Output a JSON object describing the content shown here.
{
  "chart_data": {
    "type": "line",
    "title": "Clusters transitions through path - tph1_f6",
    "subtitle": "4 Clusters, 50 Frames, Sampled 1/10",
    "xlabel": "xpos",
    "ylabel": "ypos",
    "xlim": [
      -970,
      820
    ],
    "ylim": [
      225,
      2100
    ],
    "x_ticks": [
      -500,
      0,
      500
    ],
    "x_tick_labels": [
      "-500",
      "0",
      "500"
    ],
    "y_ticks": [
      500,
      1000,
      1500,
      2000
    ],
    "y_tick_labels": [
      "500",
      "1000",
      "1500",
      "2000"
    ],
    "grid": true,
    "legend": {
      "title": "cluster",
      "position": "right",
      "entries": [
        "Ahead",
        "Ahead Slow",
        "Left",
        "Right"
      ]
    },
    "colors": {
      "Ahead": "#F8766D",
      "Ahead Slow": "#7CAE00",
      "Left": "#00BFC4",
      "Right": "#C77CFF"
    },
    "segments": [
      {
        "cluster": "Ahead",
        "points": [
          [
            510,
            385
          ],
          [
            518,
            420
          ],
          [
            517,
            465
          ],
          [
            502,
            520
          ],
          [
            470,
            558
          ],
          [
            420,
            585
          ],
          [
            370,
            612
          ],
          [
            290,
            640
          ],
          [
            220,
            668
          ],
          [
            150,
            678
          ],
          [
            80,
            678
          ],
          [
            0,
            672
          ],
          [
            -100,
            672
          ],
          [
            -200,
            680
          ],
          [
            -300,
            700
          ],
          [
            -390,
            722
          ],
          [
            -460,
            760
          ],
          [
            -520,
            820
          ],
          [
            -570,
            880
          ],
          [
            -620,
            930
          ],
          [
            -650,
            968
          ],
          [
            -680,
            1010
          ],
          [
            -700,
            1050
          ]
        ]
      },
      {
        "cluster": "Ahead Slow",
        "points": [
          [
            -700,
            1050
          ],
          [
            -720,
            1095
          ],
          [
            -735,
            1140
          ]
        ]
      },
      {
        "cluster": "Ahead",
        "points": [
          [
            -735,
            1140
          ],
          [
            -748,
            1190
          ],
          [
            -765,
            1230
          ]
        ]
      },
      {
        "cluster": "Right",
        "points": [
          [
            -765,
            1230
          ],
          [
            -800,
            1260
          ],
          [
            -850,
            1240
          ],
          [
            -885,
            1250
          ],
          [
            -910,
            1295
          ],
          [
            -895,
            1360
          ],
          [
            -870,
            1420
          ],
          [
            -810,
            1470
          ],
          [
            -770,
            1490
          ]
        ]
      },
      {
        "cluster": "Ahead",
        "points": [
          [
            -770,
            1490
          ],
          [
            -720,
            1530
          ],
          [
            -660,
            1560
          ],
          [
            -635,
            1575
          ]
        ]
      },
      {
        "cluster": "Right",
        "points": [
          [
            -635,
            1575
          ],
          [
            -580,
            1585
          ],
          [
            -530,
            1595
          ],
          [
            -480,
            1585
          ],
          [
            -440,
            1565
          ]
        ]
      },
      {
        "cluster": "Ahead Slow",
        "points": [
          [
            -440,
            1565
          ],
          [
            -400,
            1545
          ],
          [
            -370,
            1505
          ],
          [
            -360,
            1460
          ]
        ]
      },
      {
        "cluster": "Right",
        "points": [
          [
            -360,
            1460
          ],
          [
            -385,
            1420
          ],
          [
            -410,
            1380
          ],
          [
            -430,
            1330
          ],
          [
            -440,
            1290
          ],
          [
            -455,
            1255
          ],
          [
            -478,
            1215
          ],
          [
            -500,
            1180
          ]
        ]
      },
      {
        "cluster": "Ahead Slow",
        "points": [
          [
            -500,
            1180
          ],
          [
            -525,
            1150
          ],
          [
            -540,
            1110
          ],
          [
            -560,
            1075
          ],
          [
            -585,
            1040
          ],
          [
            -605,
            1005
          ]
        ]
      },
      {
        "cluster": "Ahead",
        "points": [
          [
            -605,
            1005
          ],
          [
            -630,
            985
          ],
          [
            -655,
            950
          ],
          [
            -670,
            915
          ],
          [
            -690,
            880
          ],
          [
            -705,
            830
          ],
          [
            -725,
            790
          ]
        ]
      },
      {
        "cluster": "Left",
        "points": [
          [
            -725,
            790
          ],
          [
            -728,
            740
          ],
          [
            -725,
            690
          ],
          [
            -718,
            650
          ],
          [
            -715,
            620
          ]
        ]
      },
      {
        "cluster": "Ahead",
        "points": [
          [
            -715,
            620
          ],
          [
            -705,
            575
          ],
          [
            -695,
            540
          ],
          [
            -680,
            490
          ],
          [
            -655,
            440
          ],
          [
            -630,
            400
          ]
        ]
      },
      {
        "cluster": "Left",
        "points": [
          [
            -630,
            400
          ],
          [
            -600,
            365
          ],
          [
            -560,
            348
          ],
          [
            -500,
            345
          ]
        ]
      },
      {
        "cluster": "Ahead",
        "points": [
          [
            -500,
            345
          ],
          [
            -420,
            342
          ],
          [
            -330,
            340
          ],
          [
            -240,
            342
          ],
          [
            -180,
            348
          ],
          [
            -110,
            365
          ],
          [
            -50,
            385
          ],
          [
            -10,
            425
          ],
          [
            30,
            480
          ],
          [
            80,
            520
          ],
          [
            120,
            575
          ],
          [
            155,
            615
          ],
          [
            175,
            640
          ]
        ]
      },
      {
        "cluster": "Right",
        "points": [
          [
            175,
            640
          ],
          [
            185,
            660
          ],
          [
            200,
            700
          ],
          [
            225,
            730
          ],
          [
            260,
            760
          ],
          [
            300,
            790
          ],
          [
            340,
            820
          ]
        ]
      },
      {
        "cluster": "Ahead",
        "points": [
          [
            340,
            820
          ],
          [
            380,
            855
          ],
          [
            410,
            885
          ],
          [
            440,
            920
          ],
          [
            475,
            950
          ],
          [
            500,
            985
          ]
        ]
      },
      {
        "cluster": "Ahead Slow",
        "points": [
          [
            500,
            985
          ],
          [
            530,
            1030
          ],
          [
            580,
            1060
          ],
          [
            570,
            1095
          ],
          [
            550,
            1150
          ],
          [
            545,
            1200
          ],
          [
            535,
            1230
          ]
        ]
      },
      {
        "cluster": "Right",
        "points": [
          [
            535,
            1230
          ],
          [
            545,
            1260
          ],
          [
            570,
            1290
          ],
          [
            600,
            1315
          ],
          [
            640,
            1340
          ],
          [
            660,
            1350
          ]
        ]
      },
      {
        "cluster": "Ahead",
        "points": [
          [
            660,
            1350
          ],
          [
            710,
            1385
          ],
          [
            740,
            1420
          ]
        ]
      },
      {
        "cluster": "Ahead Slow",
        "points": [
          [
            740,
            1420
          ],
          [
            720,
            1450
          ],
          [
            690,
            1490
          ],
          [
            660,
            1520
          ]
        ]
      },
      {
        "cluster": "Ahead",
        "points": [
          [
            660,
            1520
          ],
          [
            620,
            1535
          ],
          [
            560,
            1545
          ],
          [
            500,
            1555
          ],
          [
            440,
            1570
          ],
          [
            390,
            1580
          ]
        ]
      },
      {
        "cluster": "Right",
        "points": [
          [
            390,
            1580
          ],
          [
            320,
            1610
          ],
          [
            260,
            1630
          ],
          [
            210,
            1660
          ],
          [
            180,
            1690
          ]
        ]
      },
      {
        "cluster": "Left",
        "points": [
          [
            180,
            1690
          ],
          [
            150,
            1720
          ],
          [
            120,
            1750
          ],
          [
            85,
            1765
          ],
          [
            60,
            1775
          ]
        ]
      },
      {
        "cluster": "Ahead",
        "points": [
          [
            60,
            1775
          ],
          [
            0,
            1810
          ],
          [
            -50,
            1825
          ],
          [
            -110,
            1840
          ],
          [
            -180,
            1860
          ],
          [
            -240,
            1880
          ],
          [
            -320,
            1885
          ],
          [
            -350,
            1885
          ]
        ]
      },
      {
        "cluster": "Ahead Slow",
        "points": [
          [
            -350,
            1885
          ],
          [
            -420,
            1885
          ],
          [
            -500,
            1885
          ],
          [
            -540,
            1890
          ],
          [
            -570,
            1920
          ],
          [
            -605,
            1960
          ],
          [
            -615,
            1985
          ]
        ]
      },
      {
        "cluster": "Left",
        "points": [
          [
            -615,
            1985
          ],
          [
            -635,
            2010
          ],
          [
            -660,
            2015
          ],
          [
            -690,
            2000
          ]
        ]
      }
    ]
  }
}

-*-

◆ Task to complete ◆
Copy out every line that includes the word "Clusters".

◆ Full solution ◆
    "title": "Clusters transitions through path - tph1_f6",
    "subtitle": "4 Clusters, 50 Frames, Sampled 1/10",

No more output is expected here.